▸ **Layout annotation data**:
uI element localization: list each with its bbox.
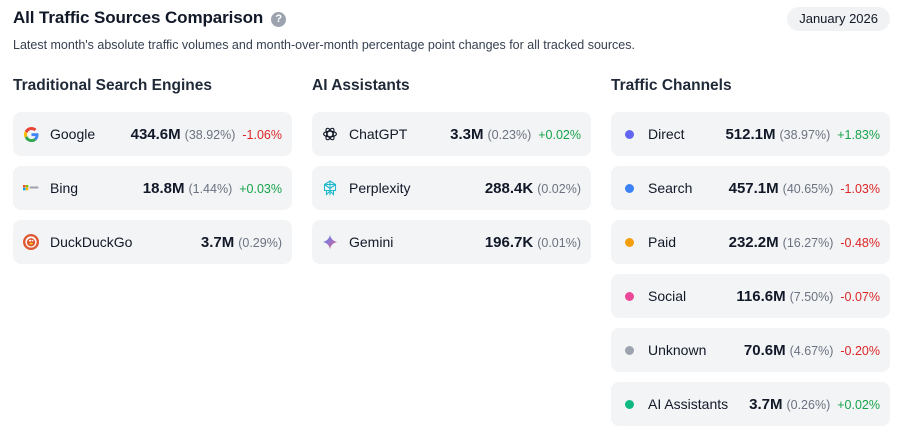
traffic-value: 457.1M bbox=[728, 179, 779, 197]
unknown-dot-icon bbox=[621, 342, 637, 358]
chatgpt-icon bbox=[322, 126, 338, 142]
channel-card-ai-assistants[interactable]: AI Assistants 3.7M (0.26%) +0.02% bbox=[611, 382, 890, 426]
gemini-icon bbox=[322, 234, 338, 250]
source-card-gemini[interactable]: Gemini 196.7K (0.01%) bbox=[312, 220, 591, 264]
traffic-value: 434.6M bbox=[130, 125, 181, 143]
header: All Traffic Sources Comparison? January … bbox=[13, 7, 890, 31]
channel-name: Social bbox=[648, 288, 687, 304]
change-badge: -0.20% bbox=[840, 343, 880, 358]
help-icon[interactable]: ? bbox=[271, 12, 287, 27]
column-title: Traffic Channels bbox=[611, 77, 732, 94]
source-card-chatgpt[interactable]: ChatGPT 3.3M (0.23%) +0.02% bbox=[312, 112, 591, 156]
traffic-value: 18.8M bbox=[142, 179, 185, 197]
channel-card-unknown[interactable]: Unknown 70.6M (4.67%) -0.20% bbox=[611, 328, 890, 372]
traffic-share: (0.29%) bbox=[238, 235, 282, 250]
traffic-share: (38.97%) bbox=[779, 127, 831, 142]
channel-card-social[interactable]: Social 116.6M (7.50%) -0.07% bbox=[611, 274, 890, 318]
bing-icon bbox=[23, 180, 39, 196]
traffic-share: (0.26%) bbox=[786, 397, 831, 412]
google-icon bbox=[23, 126, 39, 142]
direct-dot-icon bbox=[621, 126, 637, 142]
change-badge: +0.02% bbox=[837, 397, 880, 412]
change-badge: +0.03% bbox=[239, 181, 282, 196]
search-dot-icon bbox=[621, 180, 637, 196]
channel-name: Unknown bbox=[648, 342, 707, 358]
column-title: AI Assistants bbox=[312, 77, 410, 94]
change-badge: +0.02% bbox=[538, 127, 581, 142]
source-card-duckduckgo[interactable]: DuckDuckGo 3.7M (0.29%) bbox=[13, 220, 292, 264]
traffic-share: (0.23%) bbox=[487, 127, 532, 142]
traffic-value: 3.7M bbox=[200, 233, 235, 251]
column-traditional-search-engines: Traditional Search Engines Google 434.6M… bbox=[13, 76, 292, 274]
traffic-value: 3.7M bbox=[749, 395, 783, 413]
paid-dot-icon bbox=[621, 234, 637, 250]
source-name: ChatGPT bbox=[349, 126, 408, 142]
channel-name: Direct bbox=[648, 126, 685, 142]
column-traffic-channels: Traffic Channels Direct 512.1M (38.97%) … bbox=[611, 76, 890, 428]
perplexity-icon bbox=[322, 180, 338, 196]
traffic-value: 3.3M bbox=[450, 125, 484, 143]
traffic-share: (1.44%) bbox=[188, 181, 233, 196]
source-name: Bing bbox=[50, 180, 79, 196]
traffic-share: (0.01%) bbox=[537, 235, 581, 250]
duckduckgo-icon bbox=[23, 234, 39, 250]
change-badge: -1.06% bbox=[242, 127, 282, 142]
page-title: All Traffic Sources Comparison? bbox=[13, 7, 287, 29]
traffic-share: (4.67%) bbox=[789, 343, 834, 358]
traffic-share: (0.02%) bbox=[537, 181, 581, 196]
source-name: Gemini bbox=[349, 234, 394, 250]
channel-card-direct[interactable]: Direct 512.1M (38.97%) +1.83% bbox=[611, 112, 890, 156]
traffic-value: 70.6M bbox=[743, 341, 786, 359]
traffic-share: (7.50%) bbox=[789, 289, 834, 304]
traffic-share: (38.92%) bbox=[184, 127, 236, 142]
source-name: Perplexity bbox=[349, 180, 411, 196]
channel-card-paid[interactable]: Paid 232.2M (16.27%) -0.48% bbox=[611, 220, 890, 264]
traffic-value: 116.6M bbox=[736, 287, 786, 305]
channel-name: AI Assistants bbox=[648, 396, 729, 412]
change-badge: -0.48% bbox=[840, 235, 880, 250]
channel-name: Search bbox=[648, 180, 693, 196]
source-card-bing[interactable]: Bing 18.8M (1.44%) +0.03% bbox=[13, 166, 292, 210]
column-ai-assistants: AI Assistants ChatGPT 3.3M (0.23%) +0.02… bbox=[312, 76, 591, 274]
source-name: Google bbox=[50, 126, 96, 142]
ai-assistants-dot-icon bbox=[621, 396, 637, 412]
change-badge: -0.07% bbox=[840, 289, 880, 304]
source-card-perplexity[interactable]: Perplexity 288.4K (0.02%) bbox=[312, 166, 591, 210]
date-badge[interactable]: January 2026 bbox=[787, 7, 890, 31]
channel-card-search[interactable]: Search 457.1M (40.65%) -1.03% bbox=[611, 166, 890, 210]
traffic-value: 232.2M bbox=[728, 233, 779, 251]
social-dot-icon bbox=[621, 288, 637, 304]
traffic-value: 288.4K bbox=[484, 179, 534, 197]
page-title-text: All Traffic Sources Comparison bbox=[13, 8, 264, 27]
channel-name: Paid bbox=[648, 234, 677, 250]
source-name: DuckDuckGo bbox=[50, 234, 133, 250]
traffic-share: (16.27%) bbox=[782, 235, 834, 250]
change-badge: +1.83% bbox=[837, 127, 880, 142]
traffic-share: (40.65%) bbox=[782, 181, 834, 196]
traffic-value: 196.7K bbox=[484, 233, 534, 251]
traffic-value: 512.1M bbox=[725, 125, 776, 143]
column-title: Traditional Search Engines bbox=[13, 77, 212, 94]
change-badge: -1.03% bbox=[840, 181, 880, 196]
page-subtitle: Latest month's absolute traffic volumes … bbox=[13, 38, 635, 52]
source-card-google[interactable]: Google 434.6M (38.92%) -1.06% bbox=[13, 112, 292, 156]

▸ **INSTRUCTION**: Identify every line in the rows above that contains the string "column". Case counts.

▸ **EXPECTED OUTPUT**:
column-title: Traffic Channels bbox=[611, 77, 732, 94]
column-title: AI Assistants bbox=[312, 77, 410, 94]
column-traditional-search-engines: Traditional Search Engines Google 434.6M… bbox=[13, 76, 292, 274]
column-traffic-channels: Traffic Channels Direct 512.1M (38.97%) … bbox=[611, 76, 890, 428]
column-ai-assistants: AI Assistants ChatGPT 3.3M (0.23%) +0.02… bbox=[312, 76, 591, 274]
column-title: Traditional Search Engines bbox=[13, 77, 212, 94]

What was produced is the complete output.